**WORK TO COMPLETE:** Will you transcribe the entries that follow, exactly and in full?

(Data entries)
• • • • •

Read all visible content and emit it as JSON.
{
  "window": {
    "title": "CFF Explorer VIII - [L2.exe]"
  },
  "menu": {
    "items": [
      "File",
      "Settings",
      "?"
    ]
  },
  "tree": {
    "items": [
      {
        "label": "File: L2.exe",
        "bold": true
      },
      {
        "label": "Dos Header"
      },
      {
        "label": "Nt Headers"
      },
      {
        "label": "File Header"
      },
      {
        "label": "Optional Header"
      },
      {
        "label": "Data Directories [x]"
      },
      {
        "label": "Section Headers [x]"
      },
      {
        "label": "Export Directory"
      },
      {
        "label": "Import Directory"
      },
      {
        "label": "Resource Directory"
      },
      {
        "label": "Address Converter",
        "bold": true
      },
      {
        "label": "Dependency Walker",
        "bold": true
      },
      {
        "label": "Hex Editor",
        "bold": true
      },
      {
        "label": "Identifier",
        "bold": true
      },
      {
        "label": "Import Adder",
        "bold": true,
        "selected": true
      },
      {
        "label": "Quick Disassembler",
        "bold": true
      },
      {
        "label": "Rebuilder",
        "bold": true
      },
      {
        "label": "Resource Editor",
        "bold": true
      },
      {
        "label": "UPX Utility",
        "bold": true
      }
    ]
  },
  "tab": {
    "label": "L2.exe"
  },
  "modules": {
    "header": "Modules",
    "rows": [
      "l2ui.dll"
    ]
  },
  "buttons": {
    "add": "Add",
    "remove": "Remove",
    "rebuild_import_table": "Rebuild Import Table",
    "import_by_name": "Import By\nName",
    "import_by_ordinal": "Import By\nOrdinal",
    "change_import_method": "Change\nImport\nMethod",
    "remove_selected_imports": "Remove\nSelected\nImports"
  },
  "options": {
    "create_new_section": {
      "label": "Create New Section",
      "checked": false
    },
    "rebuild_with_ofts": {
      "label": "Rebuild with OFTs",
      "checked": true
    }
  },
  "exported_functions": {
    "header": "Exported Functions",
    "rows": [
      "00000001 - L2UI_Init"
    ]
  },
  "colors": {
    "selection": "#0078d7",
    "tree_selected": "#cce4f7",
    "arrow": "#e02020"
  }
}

• • • • •

**TASK RESPONSE:**
Read all visible content and emit it as JSON.
{
  "window": {
    "title": "CFF Explorer VIII - [L2.exe]"
  },
  "menu": {
    "items": [
      "File",
      "Settings",
      "?"
    ]
  },
  "tree": {
    "items": [
      {
        "label": "File: L2.exe",
        "bold": true
      },
      {
        "label": "Dos Header"
      },
      {
        "label": "Nt Headers"
      },
      {
        "label": "File Header"
      },
      {
        "label": "Optional Header"
      },
      {
        "label": "Data Directories [x]"
      },
      {
        "label": "Section Headers [x]"
      },
      {
        "label": "Export Directory"
      },
      {
        "label": "Import Directory"
      },
      {
        "label": "Resource Directory"
      },
      {
        "label": "Address Converter",
        "bold": true
      },
      {
        "label": "Dependency Walker",
        "bold": true
      },
      {
        "label": "Hex Editor",
        "bold": true
      },
      {
        "label": "Identifier",
        "bold": true
      },
      {
        "label": "Import Adder",
        "bold": true,
        "selected": true
      },
      {
        "label": "Quick Disassembler",
        "bold": true
      },
      {
        "label": "Rebuilder",
        "bold": true
      },
      {
        "label": "Resource Editor",
        "bold": true
      },
      {
        "label": "UPX Utility",
        "bold": true
      }
    ]
  },
  "tab": {
    "label": "L2.exe"
  },
  "modules": {
    "header": "Modules",
    "rows": [
      "l2ui.dll"
    ]
  },
  "buttons": {
    "add": "Add",
    "remove": "Remove",
    "rebuild_import_table": "Rebuild Import Table",
    "import_by_name": "Import By\nName",
    "import_by_ordinal": "Import By\nOrdinal",
    "change_import_method": "Change\nImport\nMethod",
    "remove_selected_imports": "Remove\nSelected\nImports"
  },
  "options": {
    "create_new_section": {
      "label": "Create New Section",
      "checked": false
    },
    "rebuild_with_ofts": {
      "label": "Rebuild with OFTs",
      "checked": true
    }
  },
  "exported_functions": {
    "header": "Exported Functions",
    "rows": [
      "00000001 - L2UI_Init"
    ]
  },
  "colors": {
    "selection": "#0078d7",
    "tree_selected": "#cce4f7",
    "arrow": "#e02020"
  }
}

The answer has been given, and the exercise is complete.